→ The problem: Switch every "data-point" in the records below to "scatter-point" and reproduce the records with nothing else changed. Leave the pictures out.

→ Source data:
· · ·
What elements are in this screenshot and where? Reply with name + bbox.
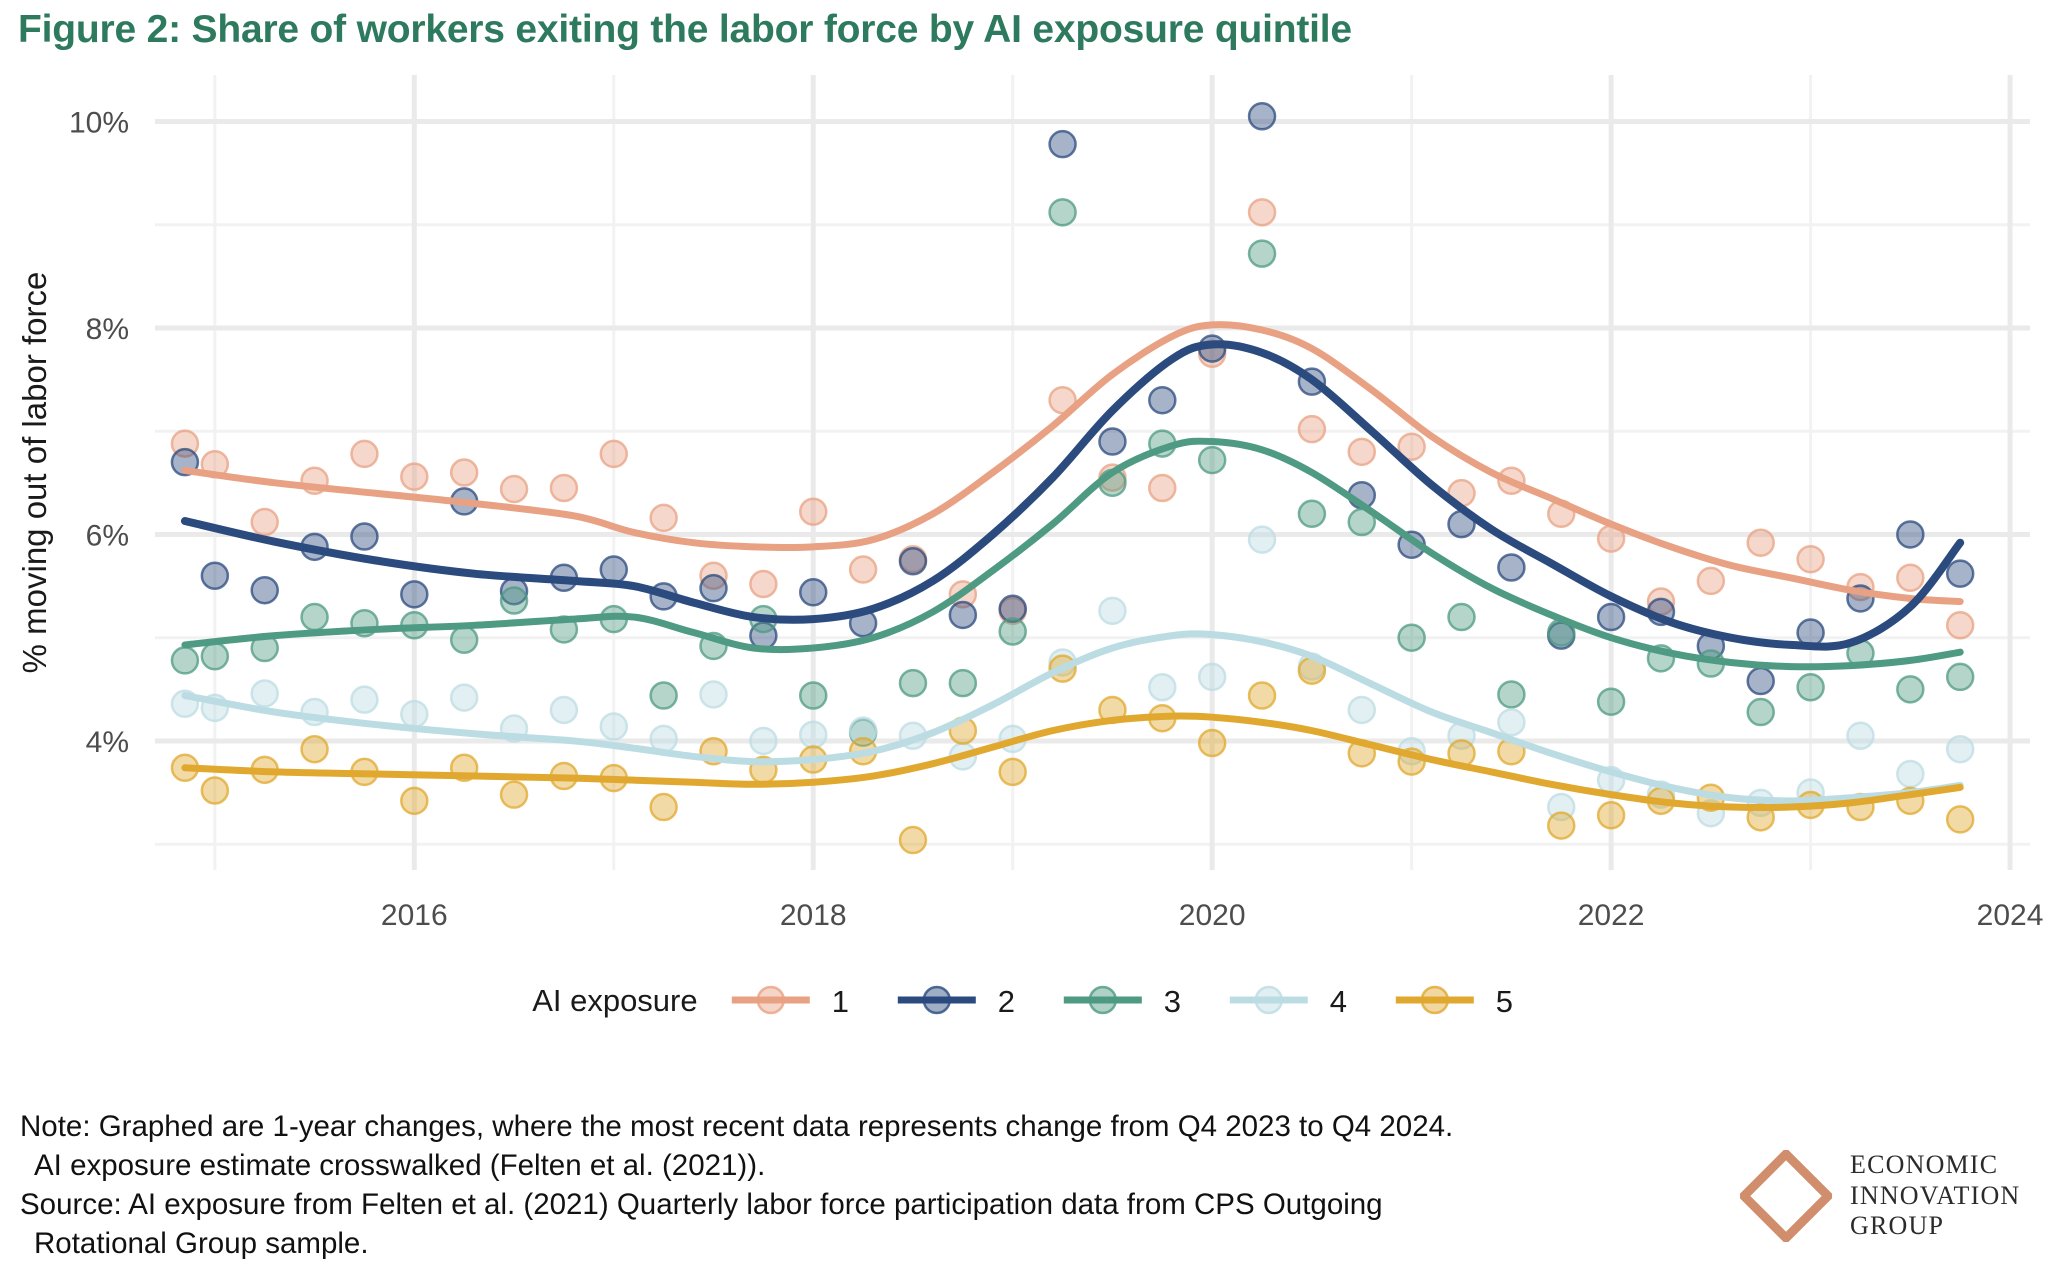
chart-svg: 4%6%8%10%20162018202020222024% moving ou…	[0, 0, 2048, 1100]
data-point	[1249, 103, 1275, 129]
data-point	[1897, 521, 1923, 547]
note-line-2: AI exposure estimate crosswalked (Felten…	[20, 1147, 1660, 1186]
data-point	[1947, 664, 1973, 690]
data-point	[1149, 674, 1175, 700]
data-point	[1249, 199, 1275, 225]
data-point	[401, 701, 427, 727]
x-tick-label: 2020	[1179, 899, 1246, 932]
legend-label: 4	[1330, 984, 1347, 1019]
data-point	[401, 788, 427, 814]
data-point	[950, 602, 976, 628]
eig-logo-text: ECONOMIC INNOVATION GROUP	[1850, 1150, 2020, 1241]
data-point	[551, 475, 577, 501]
data-point	[950, 670, 976, 696]
data-point	[1149, 387, 1175, 413]
data-point	[501, 588, 527, 614]
data-point	[1947, 736, 1973, 762]
data-point	[172, 647, 198, 673]
data-point	[202, 643, 228, 669]
x-tick-label: 2018	[780, 899, 847, 932]
data-point	[1199, 730, 1225, 756]
data-point	[1050, 131, 1076, 157]
legend-layer[interactable]: AI exposure12345	[532, 983, 1513, 1019]
legend-item-5[interactable]: 5	[1396, 984, 1513, 1019]
x-tick-label: 2016	[381, 899, 448, 932]
data-point	[900, 548, 926, 574]
data-point	[651, 683, 677, 709]
data-point	[900, 670, 926, 696]
data-point	[451, 627, 477, 653]
note-line-1: Note: Graphed are 1-year changes, where …	[20, 1108, 1660, 1147]
data-point	[451, 685, 477, 711]
data-point	[1299, 416, 1325, 442]
data-point	[302, 604, 328, 630]
data-point	[1299, 501, 1325, 527]
data-point	[651, 505, 677, 531]
data-point	[1548, 813, 1574, 839]
data-point	[1498, 554, 1524, 580]
data-point	[1947, 612, 1973, 638]
data-point	[401, 581, 427, 607]
legend-label: 3	[1164, 984, 1181, 1019]
data-point	[1349, 439, 1375, 465]
data-point	[1199, 447, 1225, 473]
data-point	[351, 524, 377, 550]
legend-item-2[interactable]: 2	[898, 984, 1015, 1019]
data-point	[651, 794, 677, 820]
data-point	[202, 563, 228, 589]
data-point	[1598, 802, 1624, 828]
legend-point-swatch	[1090, 987, 1116, 1013]
data-point	[1099, 429, 1125, 455]
data-point	[1149, 475, 1175, 501]
data-point	[1249, 241, 1275, 267]
legend-label: 2	[998, 984, 1015, 1019]
data-point	[1897, 676, 1923, 702]
data-point	[701, 575, 727, 601]
data-point	[1498, 709, 1524, 735]
data-point	[601, 557, 627, 583]
data-point	[900, 827, 926, 853]
legend-title: AI exposure	[532, 983, 697, 1018]
data-point	[1598, 689, 1624, 715]
data-point	[1349, 697, 1375, 723]
legend-point-swatch	[1422, 987, 1448, 1013]
eig-diamond-icon	[1740, 1150, 1832, 1242]
data-point	[302, 736, 328, 762]
data-point	[750, 728, 776, 754]
data-point	[551, 697, 577, 723]
data-point	[1698, 568, 1724, 594]
data-point	[1947, 806, 1973, 832]
legend-point-swatch	[758, 987, 784, 1013]
data-point	[1000, 619, 1026, 645]
data-point	[601, 441, 627, 467]
data-point	[1249, 683, 1275, 709]
data-point	[1598, 604, 1624, 630]
legend-item-1[interactable]: 1	[732, 984, 849, 1019]
data-point	[1000, 759, 1026, 785]
legend-item-3[interactable]: 3	[1064, 984, 1181, 1019]
data-point	[750, 571, 776, 597]
data-point	[800, 722, 826, 748]
data-point	[1897, 565, 1923, 591]
data-point	[1798, 546, 1824, 572]
y-tick-label: 4%	[86, 726, 129, 759]
data-point	[1748, 699, 1774, 725]
data-point	[252, 509, 278, 535]
figure-container: Figure 2: Share of workers exiting the l…	[0, 0, 2048, 1280]
data-point	[1748, 668, 1774, 694]
data-point	[601, 713, 627, 739]
data-point	[1449, 604, 1475, 630]
grid-layer	[155, 75, 2030, 870]
y-tick-label: 6%	[86, 519, 129, 552]
data-point	[351, 441, 377, 467]
source-line-2: Rotational Group sample.	[20, 1225, 1660, 1264]
data-point	[351, 687, 377, 713]
data-point	[252, 577, 278, 603]
data-point	[451, 460, 477, 486]
data-point	[1947, 561, 1973, 587]
legend-label: 1	[832, 984, 849, 1019]
data-point	[1399, 625, 1425, 651]
eig-logo-line-3: GROUP	[1850, 1211, 2020, 1241]
y-tick-label: 8%	[86, 313, 129, 346]
data-point	[1199, 664, 1225, 690]
x-tick-label: 2024	[1977, 899, 2044, 932]
data-point	[1099, 598, 1125, 624]
data-point	[850, 557, 876, 583]
data-point	[1847, 723, 1873, 749]
data-point	[1498, 681, 1524, 707]
data-point	[1249, 527, 1275, 553]
data-point	[1798, 674, 1824, 700]
data-point	[501, 782, 527, 808]
data-point	[501, 476, 527, 502]
legend-point-swatch	[1256, 987, 1282, 1013]
data-point	[800, 683, 826, 709]
data-point	[1050, 199, 1076, 225]
eig-logo-line-2: INNOVATION	[1850, 1181, 2020, 1211]
x-tick-label: 2022	[1578, 899, 1645, 932]
y-axis-title: % moving out of labor force	[16, 272, 53, 674]
legend-label: 5	[1496, 984, 1513, 1019]
eig-logo: ECONOMIC INNOVATION GROUP	[1740, 1150, 2020, 1242]
data-point	[701, 681, 727, 707]
data-point	[800, 499, 826, 525]
data-point	[202, 778, 228, 804]
y-tick-label: 10%	[69, 106, 129, 139]
legend-item-4[interactable]: 4	[1230, 984, 1347, 1019]
data-point	[252, 680, 278, 706]
data-point	[800, 579, 826, 605]
source-line-1: Source: AI exposure from Felten et al. (…	[20, 1186, 1660, 1225]
legend-point-swatch	[924, 987, 950, 1013]
figure-notes: Note: Graphed are 1-year changes, where …	[20, 1108, 1660, 1264]
eig-logo-line-1: ECONOMIC	[1850, 1150, 2020, 1180]
data-point	[401, 464, 427, 490]
data-point	[1897, 761, 1923, 787]
data-point	[1748, 530, 1774, 556]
· · ·
→ Task response:
What elements are in this screenshot and where? Reply with name + bbox.
chart-svg: 4%6%8%10%20162018202020222024% moving ou…	[0, 0, 2048, 1100]
scatter-point	[1249, 103, 1275, 129]
scatter-point	[1897, 521, 1923, 547]
note-line-2: AI exposure estimate crosswalked (Felten…	[20, 1147, 1660, 1186]
scatter-point	[1947, 664, 1973, 690]
scatter-point	[1149, 674, 1175, 700]
scatter-point	[1249, 199, 1275, 225]
scatter-point	[401, 701, 427, 727]
x-tick-label: 2020	[1179, 899, 1246, 932]
legend-label: 4	[1330, 984, 1347, 1019]
scatter-point	[401, 788, 427, 814]
scatter-point	[950, 602, 976, 628]
eig-logo-text: ECONOMIC INNOVATION GROUP	[1850, 1150, 2020, 1241]
scatter-point	[551, 475, 577, 501]
scatter-point	[950, 670, 976, 696]
scatter-point	[1149, 387, 1175, 413]
scatter-point	[501, 588, 527, 614]
scatter-point	[1947, 736, 1973, 762]
scatter-point	[172, 647, 198, 673]
scatter-point	[202, 643, 228, 669]
x-tick-label: 2018	[780, 899, 847, 932]
scatter-point	[1199, 730, 1225, 756]
scatter-point	[1050, 131, 1076, 157]
legend-layer[interactable]: AI exposure12345	[532, 983, 1513, 1019]
legend-item-5[interactable]: 5	[1396, 984, 1513, 1019]
x-tick-label: 2016	[381, 899, 448, 932]
scatter-point	[900, 548, 926, 574]
scatter-point	[651, 683, 677, 709]
scatter-point	[900, 670, 926, 696]
scatter-point	[451, 627, 477, 653]
note-line-1: Note: Graphed are 1-year changes, where …	[20, 1108, 1660, 1147]
scatter-point	[451, 685, 477, 711]
scatter-point	[1299, 416, 1325, 442]
scatter-point	[302, 604, 328, 630]
scatter-point	[1299, 501, 1325, 527]
scatter-point	[651, 505, 677, 531]
scatter-point	[1548, 813, 1574, 839]
scatter-point	[1498, 554, 1524, 580]
scatter-point	[1947, 612, 1973, 638]
scatter-point	[401, 581, 427, 607]
legend-label: 3	[1164, 984, 1181, 1019]
scatter-point	[1349, 439, 1375, 465]
scatter-point	[1199, 447, 1225, 473]
scatter-point	[351, 524, 377, 550]
legend-item-2[interactable]: 2	[898, 984, 1015, 1019]
scatter-point	[651, 794, 677, 820]
scatter-point	[202, 563, 228, 589]
scatter-point	[1598, 802, 1624, 828]
legend-point-swatch	[1090, 987, 1116, 1013]
scatter-point	[1099, 429, 1125, 455]
scatter-point	[1149, 475, 1175, 501]
scatter-point	[1249, 241, 1275, 267]
legend-label: 2	[998, 984, 1015, 1019]
scatter-point	[1897, 676, 1923, 702]
scatter-point	[701, 575, 727, 601]
scatter-point	[1498, 709, 1524, 735]
scatter-point	[601, 557, 627, 583]
scatter-point	[900, 827, 926, 853]
legend-title: AI exposure	[532, 983, 697, 1018]
scatter-point	[1598, 689, 1624, 715]
scatter-point	[1349, 697, 1375, 723]
legend-point-swatch	[1422, 987, 1448, 1013]
eig-diamond-icon	[1740, 1150, 1832, 1242]
scatter-point	[302, 736, 328, 762]
scatter-point	[750, 728, 776, 754]
scatter-point	[551, 697, 577, 723]
scatter-point	[1698, 568, 1724, 594]
scatter-point	[1947, 806, 1973, 832]
legend-point-swatch	[758, 987, 784, 1013]
scatter-point	[1000, 619, 1026, 645]
scatter-point	[601, 441, 627, 467]
scatter-point	[1249, 683, 1275, 709]
scatter-point	[1598, 604, 1624, 630]
legend-item-1[interactable]: 1	[732, 984, 849, 1019]
scatter-point	[1000, 759, 1026, 785]
legend-item-3[interactable]: 3	[1064, 984, 1181, 1019]
scatter-point	[750, 571, 776, 597]
scatter-point	[800, 722, 826, 748]
scatter-point	[1897, 565, 1923, 591]
scatter-point	[1798, 546, 1824, 572]
y-tick-label: 4%	[86, 726, 129, 759]
scatter-point	[1748, 699, 1774, 725]
scatter-point	[252, 509, 278, 535]
figure-container: Figure 2: Share of workers exiting the l…	[0, 0, 2048, 1280]
scatter-point	[1748, 668, 1774, 694]
scatter-point	[601, 713, 627, 739]
scatter-point	[1449, 604, 1475, 630]
grid-layer	[155, 75, 2030, 870]
y-tick-label: 6%	[86, 519, 129, 552]
scatter-point	[351, 441, 377, 467]
source-line-2: Rotational Group sample.	[20, 1225, 1660, 1264]
scatter-point	[351, 687, 377, 713]
scatter-point	[252, 577, 278, 603]
scatter-point	[451, 460, 477, 486]
scatter-point	[1947, 561, 1973, 587]
legend-label: 1	[832, 984, 849, 1019]
scatter-point	[1399, 625, 1425, 651]
eig-logo-line-3: GROUP	[1850, 1211, 2020, 1241]
y-tick-label: 8%	[86, 313, 129, 346]
scatter-point	[1199, 664, 1225, 690]
x-tick-label: 2024	[1977, 899, 2044, 932]
scatter-point	[1099, 598, 1125, 624]
scatter-point	[850, 557, 876, 583]
scatter-point	[1847, 723, 1873, 749]
scatter-point	[1498, 681, 1524, 707]
scatter-point	[1249, 527, 1275, 553]
scatter-point	[1798, 674, 1824, 700]
scatter-point	[501, 782, 527, 808]
scatter-point	[501, 476, 527, 502]
legend-point-swatch	[1256, 987, 1282, 1013]
scatter-point	[800, 683, 826, 709]
scatter-point	[1050, 199, 1076, 225]
eig-logo-line-2: INNOVATION	[1850, 1181, 2020, 1211]
x-tick-label: 2022	[1578, 899, 1645, 932]
y-axis-title: % moving out of labor force	[16, 272, 53, 674]
legend-label: 5	[1496, 984, 1513, 1019]
eig-logo: ECONOMIC INNOVATION GROUP	[1740, 1150, 2020, 1242]
scatter-point	[701, 681, 727, 707]
scatter-point	[800, 499, 826, 525]
scatter-point	[202, 778, 228, 804]
y-tick-label: 10%	[69, 106, 129, 139]
legend-item-4[interactable]: 4	[1230, 984, 1347, 1019]
scatter-point	[252, 680, 278, 706]
scatter-point	[800, 579, 826, 605]
source-line-1: Source: AI exposure from Felten et al. (…	[20, 1186, 1660, 1225]
legend-point-swatch	[924, 987, 950, 1013]
figure-notes: Note: Graphed are 1-year changes, where …	[20, 1108, 1660, 1264]
eig-logo-line-1: ECONOMIC	[1850, 1150, 2020, 1180]
scatter-point	[401, 464, 427, 490]
scatter-point	[1897, 761, 1923, 787]
scatter-point	[1748, 530, 1774, 556]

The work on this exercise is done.